[Stored records]
-- START --

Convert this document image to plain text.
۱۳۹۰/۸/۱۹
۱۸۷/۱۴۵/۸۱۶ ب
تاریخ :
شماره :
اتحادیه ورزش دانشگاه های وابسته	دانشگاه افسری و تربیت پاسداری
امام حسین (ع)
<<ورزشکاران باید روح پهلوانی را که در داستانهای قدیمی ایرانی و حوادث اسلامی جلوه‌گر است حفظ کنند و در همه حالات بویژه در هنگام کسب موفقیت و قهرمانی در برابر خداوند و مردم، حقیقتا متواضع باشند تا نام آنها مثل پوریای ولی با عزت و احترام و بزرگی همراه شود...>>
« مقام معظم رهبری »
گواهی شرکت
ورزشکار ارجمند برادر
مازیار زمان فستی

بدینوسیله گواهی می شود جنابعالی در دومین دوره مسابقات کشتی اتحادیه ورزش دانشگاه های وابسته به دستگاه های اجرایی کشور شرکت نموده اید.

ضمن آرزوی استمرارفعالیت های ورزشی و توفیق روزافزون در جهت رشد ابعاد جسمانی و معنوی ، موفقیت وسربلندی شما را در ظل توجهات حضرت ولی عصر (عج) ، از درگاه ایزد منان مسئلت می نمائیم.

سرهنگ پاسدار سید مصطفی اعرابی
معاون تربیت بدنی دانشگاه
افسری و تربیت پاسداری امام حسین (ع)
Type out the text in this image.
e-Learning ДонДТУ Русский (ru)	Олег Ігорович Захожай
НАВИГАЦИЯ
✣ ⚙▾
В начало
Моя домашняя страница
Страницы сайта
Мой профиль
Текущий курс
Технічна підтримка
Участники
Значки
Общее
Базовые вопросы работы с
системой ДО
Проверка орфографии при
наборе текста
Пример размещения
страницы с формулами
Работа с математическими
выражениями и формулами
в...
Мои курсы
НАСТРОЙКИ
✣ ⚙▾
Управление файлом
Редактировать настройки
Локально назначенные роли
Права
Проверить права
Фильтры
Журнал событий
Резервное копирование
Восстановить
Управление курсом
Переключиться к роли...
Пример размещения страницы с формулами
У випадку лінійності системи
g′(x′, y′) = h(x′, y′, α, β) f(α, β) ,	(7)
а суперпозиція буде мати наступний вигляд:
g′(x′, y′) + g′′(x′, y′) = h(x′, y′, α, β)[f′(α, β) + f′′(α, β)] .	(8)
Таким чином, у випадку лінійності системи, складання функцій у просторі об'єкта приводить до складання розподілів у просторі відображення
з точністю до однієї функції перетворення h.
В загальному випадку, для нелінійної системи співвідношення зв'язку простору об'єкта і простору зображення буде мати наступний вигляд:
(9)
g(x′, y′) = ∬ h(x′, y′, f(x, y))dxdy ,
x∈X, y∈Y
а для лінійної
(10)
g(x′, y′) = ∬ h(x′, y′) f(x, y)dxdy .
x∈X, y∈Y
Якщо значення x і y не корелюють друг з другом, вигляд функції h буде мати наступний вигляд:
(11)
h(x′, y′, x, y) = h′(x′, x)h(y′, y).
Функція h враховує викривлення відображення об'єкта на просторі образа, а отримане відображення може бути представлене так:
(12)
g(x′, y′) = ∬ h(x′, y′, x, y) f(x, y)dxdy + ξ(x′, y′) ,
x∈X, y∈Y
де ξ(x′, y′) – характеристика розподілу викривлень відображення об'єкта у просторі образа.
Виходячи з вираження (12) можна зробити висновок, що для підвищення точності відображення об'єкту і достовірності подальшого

-- END --

YOUR GOAL: Copy each line of the listing in which the word "буде" can be found.

WRITTEN SOLUTION:
а суперпозиція буде мати наступний вигляд:
В загальному випадку, для нелінійної системи співвідношення зв'язку простору об'єкта і простору зображення буде мати наступний вигляд:
Якщо значення x і y не корелюють друг з другом, вигляд функції h буде мати наступний вигляд:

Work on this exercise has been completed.